* Request
Present the data once more in exactly its original form.

Dataset records:
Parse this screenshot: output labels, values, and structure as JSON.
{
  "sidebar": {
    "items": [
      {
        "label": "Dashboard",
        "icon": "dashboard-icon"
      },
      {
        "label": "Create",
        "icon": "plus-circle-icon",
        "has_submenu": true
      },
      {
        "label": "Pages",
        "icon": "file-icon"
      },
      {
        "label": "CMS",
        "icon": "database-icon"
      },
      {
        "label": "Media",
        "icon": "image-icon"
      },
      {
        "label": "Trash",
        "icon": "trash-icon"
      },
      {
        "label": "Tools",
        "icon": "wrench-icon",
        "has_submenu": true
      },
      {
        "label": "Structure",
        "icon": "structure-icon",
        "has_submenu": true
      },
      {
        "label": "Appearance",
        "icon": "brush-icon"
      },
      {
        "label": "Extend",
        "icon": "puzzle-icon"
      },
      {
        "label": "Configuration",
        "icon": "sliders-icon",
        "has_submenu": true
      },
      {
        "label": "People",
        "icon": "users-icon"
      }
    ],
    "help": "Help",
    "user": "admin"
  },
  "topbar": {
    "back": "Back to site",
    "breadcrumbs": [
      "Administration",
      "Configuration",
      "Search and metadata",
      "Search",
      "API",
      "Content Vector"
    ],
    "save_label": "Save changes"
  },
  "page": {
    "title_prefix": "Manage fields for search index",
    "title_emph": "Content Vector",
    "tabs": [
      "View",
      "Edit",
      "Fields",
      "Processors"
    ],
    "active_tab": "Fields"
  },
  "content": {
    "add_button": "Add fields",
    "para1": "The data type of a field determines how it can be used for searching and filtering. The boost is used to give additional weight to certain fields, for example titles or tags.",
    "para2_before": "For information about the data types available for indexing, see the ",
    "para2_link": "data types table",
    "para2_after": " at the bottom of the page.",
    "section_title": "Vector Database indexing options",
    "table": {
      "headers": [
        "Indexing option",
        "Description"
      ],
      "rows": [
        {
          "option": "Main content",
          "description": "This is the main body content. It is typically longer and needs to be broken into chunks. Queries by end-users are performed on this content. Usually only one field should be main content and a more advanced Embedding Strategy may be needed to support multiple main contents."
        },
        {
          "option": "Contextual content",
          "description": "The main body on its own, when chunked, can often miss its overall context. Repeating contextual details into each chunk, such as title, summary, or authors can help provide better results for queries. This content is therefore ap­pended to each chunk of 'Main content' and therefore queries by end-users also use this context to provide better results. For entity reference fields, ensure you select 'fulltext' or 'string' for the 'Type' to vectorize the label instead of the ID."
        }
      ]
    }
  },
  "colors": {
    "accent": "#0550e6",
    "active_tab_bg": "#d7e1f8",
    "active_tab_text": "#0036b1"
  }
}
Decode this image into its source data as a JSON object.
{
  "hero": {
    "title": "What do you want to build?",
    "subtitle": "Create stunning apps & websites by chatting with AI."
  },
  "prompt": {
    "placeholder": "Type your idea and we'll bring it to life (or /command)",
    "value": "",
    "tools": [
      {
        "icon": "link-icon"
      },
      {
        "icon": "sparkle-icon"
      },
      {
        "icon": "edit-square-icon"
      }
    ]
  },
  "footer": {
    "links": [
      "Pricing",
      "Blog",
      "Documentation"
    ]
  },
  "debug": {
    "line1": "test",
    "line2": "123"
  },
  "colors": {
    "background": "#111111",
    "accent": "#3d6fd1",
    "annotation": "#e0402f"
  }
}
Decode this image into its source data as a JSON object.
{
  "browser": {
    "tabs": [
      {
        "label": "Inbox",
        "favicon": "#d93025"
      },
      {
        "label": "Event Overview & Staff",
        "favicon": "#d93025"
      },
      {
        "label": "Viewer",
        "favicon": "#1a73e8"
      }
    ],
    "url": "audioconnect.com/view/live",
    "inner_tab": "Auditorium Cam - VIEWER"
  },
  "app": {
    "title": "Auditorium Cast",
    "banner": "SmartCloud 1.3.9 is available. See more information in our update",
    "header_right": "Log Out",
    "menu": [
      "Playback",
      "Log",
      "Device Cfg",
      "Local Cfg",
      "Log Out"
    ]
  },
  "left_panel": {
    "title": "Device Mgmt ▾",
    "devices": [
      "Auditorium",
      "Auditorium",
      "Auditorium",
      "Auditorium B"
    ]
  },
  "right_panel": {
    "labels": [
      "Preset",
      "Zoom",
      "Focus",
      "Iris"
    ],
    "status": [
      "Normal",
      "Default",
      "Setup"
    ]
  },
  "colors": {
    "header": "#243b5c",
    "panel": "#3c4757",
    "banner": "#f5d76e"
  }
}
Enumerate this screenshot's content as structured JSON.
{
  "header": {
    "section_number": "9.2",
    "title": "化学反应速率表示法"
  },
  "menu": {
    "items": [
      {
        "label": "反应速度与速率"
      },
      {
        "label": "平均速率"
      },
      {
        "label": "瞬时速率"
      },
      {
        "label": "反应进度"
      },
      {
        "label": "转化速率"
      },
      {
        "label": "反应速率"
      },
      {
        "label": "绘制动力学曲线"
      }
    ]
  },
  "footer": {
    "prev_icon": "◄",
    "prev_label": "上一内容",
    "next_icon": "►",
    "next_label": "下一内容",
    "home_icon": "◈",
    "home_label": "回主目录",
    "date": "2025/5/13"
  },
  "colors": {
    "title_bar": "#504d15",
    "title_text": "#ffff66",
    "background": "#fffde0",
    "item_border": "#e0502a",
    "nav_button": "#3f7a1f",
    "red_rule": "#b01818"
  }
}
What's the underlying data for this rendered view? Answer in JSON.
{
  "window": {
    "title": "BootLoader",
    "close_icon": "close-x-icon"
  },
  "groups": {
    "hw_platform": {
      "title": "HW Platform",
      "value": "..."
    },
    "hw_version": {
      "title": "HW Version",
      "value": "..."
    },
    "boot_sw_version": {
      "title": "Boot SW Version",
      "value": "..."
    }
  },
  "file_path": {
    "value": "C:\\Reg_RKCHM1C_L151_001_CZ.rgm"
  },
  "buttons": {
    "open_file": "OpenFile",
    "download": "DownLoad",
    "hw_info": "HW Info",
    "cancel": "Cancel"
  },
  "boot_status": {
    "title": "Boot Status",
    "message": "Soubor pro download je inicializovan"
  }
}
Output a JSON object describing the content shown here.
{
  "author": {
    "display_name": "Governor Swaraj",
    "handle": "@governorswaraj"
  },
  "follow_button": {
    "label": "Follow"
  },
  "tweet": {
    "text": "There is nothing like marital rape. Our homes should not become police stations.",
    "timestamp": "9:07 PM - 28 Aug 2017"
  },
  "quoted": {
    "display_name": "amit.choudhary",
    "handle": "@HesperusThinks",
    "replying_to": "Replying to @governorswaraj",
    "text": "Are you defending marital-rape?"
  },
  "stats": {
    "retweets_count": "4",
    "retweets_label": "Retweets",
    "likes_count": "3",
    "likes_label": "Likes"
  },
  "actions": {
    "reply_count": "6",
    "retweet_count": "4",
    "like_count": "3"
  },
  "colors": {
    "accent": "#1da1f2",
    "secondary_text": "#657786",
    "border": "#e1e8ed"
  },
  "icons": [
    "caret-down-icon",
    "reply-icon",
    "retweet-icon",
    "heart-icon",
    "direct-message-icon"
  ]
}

* Task output
Parse this screenshot: output labels, values, and structure as JSON.
{
  "sidebar": {
    "items": [
      {
        "label": "Dashboard",
        "icon": "dashboard-icon"
      },
      {
        "label": "Create",
        "icon": "plus-circle-icon",
        "has_submenu": true
      },
      {
        "label": "Pages",
        "icon": "file-icon"
      },
      {
        "label": "CMS",
        "icon": "database-icon"
      },
      {
        "label": "Media",
        "icon": "image-icon"
      },
      {
        "label": "Trash",
        "icon": "trash-icon"
      },
      {
        "label": "Tools",
        "icon": "wrench-icon",
        "has_submenu": true
      },
      {
        "label": "Structure",
        "icon": "structure-icon",
        "has_submenu": true
      },
      {
        "label": "Appearance",
        "icon": "brush-icon"
      },
      {
        "label": "Extend",
        "icon": "puzzle-icon"
      },
      {
        "label": "Configuration",
        "icon": "sliders-icon",
        "has_submenu": true
      },
      {
        "label": "People",
        "icon": "users-icon"
      }
    ],
    "help": "Help",
    "user": "admin"
  },
  "topbar": {
    "back": "Back to site",
    "breadcrumbs": [
      "Administration",
      "Configuration",
      "Search and metadata",
      "Search",
      "API",
      "Content Vector"
    ],
    "save_label": "Save changes"
  },
  "page": {
    "title_prefix": "Manage fields for search index",
    "title_emph": "Content Vector",
    "tabs": [
      "View",
      "Edit",
      "Fields",
      "Processors"
    ],
    "active_tab": "Fields"
  },
  "content": {
    "add_button": "Add fields",
    "para1": "The data type of a field determines how it can be used for searching and filtering. The boost is used to give additional weight to certain fields, for example titles or tags.",
    "para2_before": "For information about the data types available for indexing, see the ",
    "para2_link": "data types table",
    "para2_after": " at the bottom of the page.",
    "section_title": "Vector Database indexing options",
    "table": {
      "headers": [
        "Indexing option",
        "Description"
      ],
      "rows": [
        {
          "option": "Main content",
          "description": "This is the main body content. It is typically longer and needs to be broken into chunks. Queries by end-users are performed on this content. Usually only one field should be main content and a more advanced Embedding Strategy may be needed to support multiple main contents."
        },
        {
          "option": "Contextual content",
          "description": "The main body on its own, when chunked, can often miss its overall context. Repeating contextual details into each chunk, such as title, summary, or authors can help provide better results for queries. This content is therefore ap­pended to each chunk of 'Main content' and therefore queries by end-users also use this context to provide better results. For entity reference fields, ensure you select 'fulltext' or 'string' for the 'Type' to vectorize the label instead of the ID."
        }
      ]
    }
  },
  "colors": {
    "accent": "#0550e6",
    "active_tab_bg": "#d7e1f8",
    "active_tab_text": "#0036b1"
  }
}
Decode this image into its source data as a JSON object.
{
  "hero": {
    "title": "What do you want to build?",
    "subtitle": "Create stunning apps & websites by chatting with AI."
  },
  "prompt": {
    "placeholder": "Type your idea and we'll bring it to life (or /command)",
    "value": "",
    "tools": [
      {
        "icon": "link-icon"
      },
      {
        "icon": "sparkle-icon"
      },
      {
        "icon": "edit-square-icon"
      }
    ]
  },
  "footer": {
    "links": [
      "Pricing",
      "Blog",
      "Documentation"
    ]
  },
  "debug": {
    "line1": "test",
    "line2": "123"
  },
  "colors": {
    "background": "#111111",
    "accent": "#3d6fd1",
    "annotation": "#e0402f"
  }
}
Decode this image into its source data as a JSON object.
{
  "browser": {
    "tabs": [
      {
        "label": "Inbox",
        "favicon": "#d93025"
      },
      {
        "label": "Event Overview & Staff",
        "favicon": "#d93025"
      },
      {
        "label": "Viewer",
        "favicon": "#1a73e8"
      }
    ],
    "url": "audioconnect.com/view/live",
    "inner_tab": "Auditorium Cam - VIEWER"
  },
  "app": {
    "title": "Auditorium Cast",
    "banner": "SmartCloud 1.3.9 is available. See more information in our update",
    "header_right": "Log Out",
    "menu": [
      "Playback",
      "Log",
      "Device Cfg",
      "Local Cfg",
      "Log Out"
    ]
  },
  "left_panel": {
    "title": "Device Mgmt ▾",
    "devices": [
      "Auditorium",
      "Auditorium",
      "Auditorium",
      "Auditorium B"
    ]
  },
  "right_panel": {
    "labels": [
      "Preset",
      "Zoom",
      "Focus",
      "Iris"
    ],
    "status": [
      "Normal",
      "Default",
      "Setup"
    ]
  },
  "colors": {
    "header": "#243b5c",
    "panel": "#3c4757",
    "banner": "#f5d76e"
  }
}
Enumerate this screenshot's content as structured JSON.
{
  "header": {
    "section_number": "9.2",
    "title": "化学反应速率表示法"
  },
  "menu": {
    "items": [
      {
        "label": "反应速度与速率"
      },
      {
        "label": "平均速率"
      },
      {
        "label": "瞬时速率"
      },
      {
        "label": "反应进度"
      },
      {
        "label": "转化速率"
      },
      {
        "label": "反应速率"
      },
      {
        "label": "绘制动力学曲线"
      }
    ]
  },
  "footer": {
    "prev_icon": "◄",
    "prev_label": "上一内容",
    "next_icon": "►",
    "next_label": "下一内容",
    "home_icon": "◈",
    "home_label": "回主目录",
    "date": "2025/5/13"
  },
  "colors": {
    "title_bar": "#504d15",
    "title_text": "#ffff66",
    "background": "#fffde0",
    "item_border": "#e0502a",
    "nav_button": "#3f7a1f",
    "red_rule": "#b01818"
  }
}
What's the underlying data for this rendered view? Answer in JSON.
{
  "window": {
    "title": "BootLoader",
    "close_icon": "close-x-icon"
  },
  "groups": {
    "hw_platform": {
      "title": "HW Platform",
      "value": "..."
    },
    "hw_version": {
      "title": "HW Version",
      "value": "..."
    },
    "boot_sw_version": {
      "title": "Boot SW Version",
      "value": "..."
    }
  },
  "file_path": {
    "value": "C:\\Reg_RKCHM1C_L151_001_CZ.rgm"
  },
  "buttons": {
    "open_file": "OpenFile",
    "download": "DownLoad",
    "hw_info": "HW Info",
    "cancel": "Cancel"
  },
  "boot_status": {
    "title": "Boot Status",
    "message": "Soubor pro download je inicializovan"
  }
}
Output a JSON object describing the content shown here.
{
  "author": {
    "display_name": "Governor Swaraj",
    "handle": "@governorswaraj"
  },
  "follow_button": {
    "label": "Follow"
  },
  "tweet": {
    "text": "There is nothing like marital rape. Our homes should not become police stations.",
    "timestamp": "9:07 PM - 28 Aug 2017"
  },
  "quoted": {
    "display_name": "amit.choudhary",
    "handle": "@HesperusThinks",
    "replying_to": "Replying to @governorswaraj",
    "text": "Are you defending marital-rape?"
  },
  "stats": {
    "retweets_count": "4",
    "retweets_label": "Retweets",
    "likes_count": "3",
    "likes_label": "Likes"
  },
  "actions": {
    "reply_count": "6",
    "retweet_count": "4",
    "like_count": "3"
  },
  "colors": {
    "accent": "#1da1f2",
    "secondary_text": "#657786",
    "border": "#e1e8ed"
  },
  "icons": [
    "caret-down-icon",
    "reply-icon",
    "retweet-icon",
    "heart-icon",
    "direct-message-icon"
  ]
}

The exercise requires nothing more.